● **Source data**
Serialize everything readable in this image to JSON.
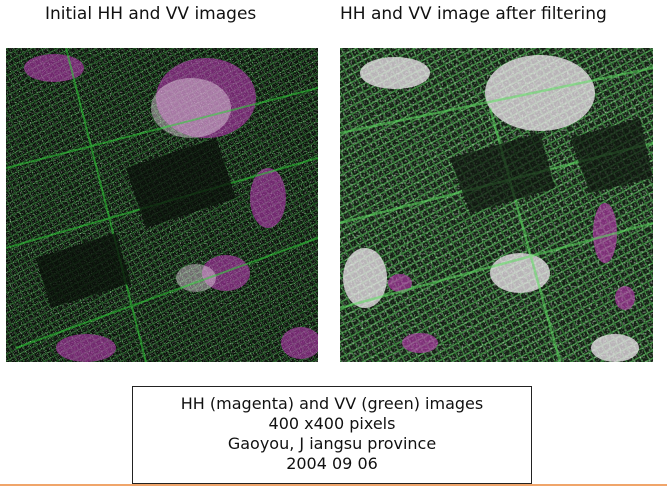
{
  "panels": {
    "left_title": "Initial HH and VV images",
    "right_title": "HH and VV image after filtering"
  },
  "caption": {
    "line1": "HH (magenta) and VV (green) images",
    "line2": "400 x400 pixels",
    "line3": "Gaoyou, J iangsu province",
    "line4": "2004 09 06"
  },
  "colors": {
    "hh_channel": "#d63ad0",
    "vv_channel": "#36d93a",
    "overlap": "#e8dde8",
    "background": "#0b120b",
    "footer_rule": "#f0a56a"
  }
}
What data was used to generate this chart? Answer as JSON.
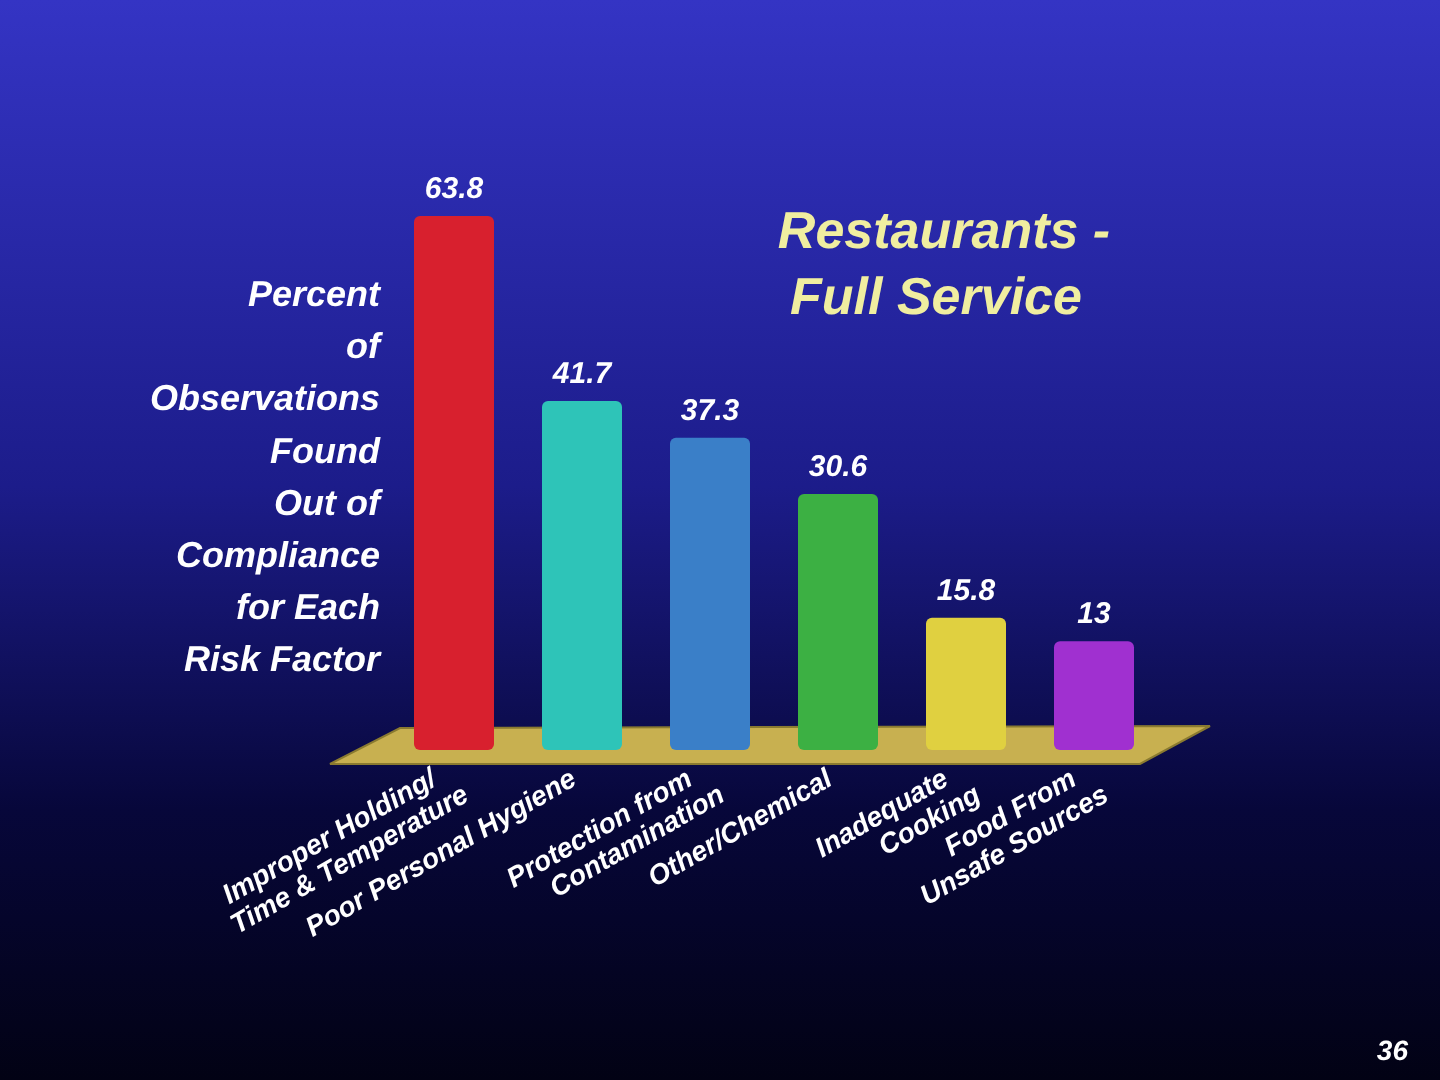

● **Exercise requirements**
Copy out each line word for word, please, skipping the images.

● **The reply**
Serialize everything readable in this image to JSON.
{
  "panels": {
    "left_title": "Initial HH and VV images",
    "right_title": "HH and VV image after filtering"
  },
  "caption": {
    "line1": "HH (magenta) and VV (green) images",
    "line2": "400 x400 pixels",
    "line3": "Gaoyou, J iangsu province",
    "line4": "2004 09 06"
  },
  "colors": {
    "hh_channel": "#d63ad0",
    "vv_channel": "#36d93a",
    "overlap": "#e8dde8",
    "background": "#0b120b",
    "footer_rule": "#f0a56a"
  }
}
What data was used to generate this chart? Answer as JSON.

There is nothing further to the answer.